• [Written request] Reproduce each line exactly. Skip none.

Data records
········

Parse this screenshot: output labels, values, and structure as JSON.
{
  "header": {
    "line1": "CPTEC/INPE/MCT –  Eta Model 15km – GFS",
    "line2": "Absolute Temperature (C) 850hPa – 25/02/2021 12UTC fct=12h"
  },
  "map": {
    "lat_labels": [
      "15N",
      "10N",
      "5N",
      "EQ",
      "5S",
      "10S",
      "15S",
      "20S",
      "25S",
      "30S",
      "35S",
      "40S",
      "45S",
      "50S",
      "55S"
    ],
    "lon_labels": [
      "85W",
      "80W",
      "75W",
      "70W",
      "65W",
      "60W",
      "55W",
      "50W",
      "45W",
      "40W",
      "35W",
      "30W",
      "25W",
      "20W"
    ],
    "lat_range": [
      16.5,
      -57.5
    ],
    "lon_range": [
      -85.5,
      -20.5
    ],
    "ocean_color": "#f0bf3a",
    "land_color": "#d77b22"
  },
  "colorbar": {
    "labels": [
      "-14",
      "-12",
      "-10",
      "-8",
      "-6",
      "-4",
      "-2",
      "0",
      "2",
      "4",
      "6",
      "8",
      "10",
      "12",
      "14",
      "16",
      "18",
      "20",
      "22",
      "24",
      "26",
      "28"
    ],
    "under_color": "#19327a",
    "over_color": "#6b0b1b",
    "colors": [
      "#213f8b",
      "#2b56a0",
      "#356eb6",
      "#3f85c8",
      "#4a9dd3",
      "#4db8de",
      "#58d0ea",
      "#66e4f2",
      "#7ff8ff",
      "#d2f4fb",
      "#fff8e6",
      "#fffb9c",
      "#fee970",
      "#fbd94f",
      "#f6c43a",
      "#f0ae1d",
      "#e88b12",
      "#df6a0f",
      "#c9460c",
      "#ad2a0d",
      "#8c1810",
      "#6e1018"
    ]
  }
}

········

• [Task result]
Parse this screenshot: output labels, values, and structure as JSON.
{
  "header": {
    "line1": "CPTEC/INPE/MCT –  Eta Model 15km – GFS",
    "line2": "Absolute Temperature (C) 850hPa – 25/02/2021 12UTC fct=12h"
  },
  "map": {
    "lat_labels": [
      "15N",
      "10N",
      "5N",
      "EQ",
      "5S",
      "10S",
      "15S",
      "20S",
      "25S",
      "30S",
      "35S",
      "40S",
      "45S",
      "50S",
      "55S"
    ],
    "lon_labels": [
      "85W",
      "80W",
      "75W",
      "70W",
      "65W",
      "60W",
      "55W",
      "50W",
      "45W",
      "40W",
      "35W",
      "30W",
      "25W",
      "20W"
    ],
    "lat_range": [
      16.5,
      -57.5
    ],
    "lon_range": [
      -85.5,
      -20.5
    ],
    "ocean_color": "#f0bf3a",
    "land_color": "#d77b22"
  },
  "colorbar": {
    "labels": [
      "-14",
      "-12",
      "-10",
      "-8",
      "-6",
      "-4",
      "-2",
      "0",
      "2",
      "4",
      "6",
      "8",
      "10",
      "12",
      "14",
      "16",
      "18",
      "20",
      "22",
      "24",
      "26",
      "28"
    ],
    "under_color": "#19327a",
    "over_color": "#6b0b1b",
    "colors": [
      "#213f8b",
      "#2b56a0",
      "#356eb6",
      "#3f85c8",
      "#4a9dd3",
      "#4db8de",
      "#58d0ea",
      "#66e4f2",
      "#7ff8ff",
      "#d2f4fb",
      "#fff8e6",
      "#fffb9c",
      "#fee970",
      "#fbd94f",
      "#f6c43a",
      "#f0ae1d",
      "#e88b12",
      "#df6a0f",
      "#c9460c",
      "#ad2a0d",
      "#8c1810",
      "#6e1018"
    ]
  }
}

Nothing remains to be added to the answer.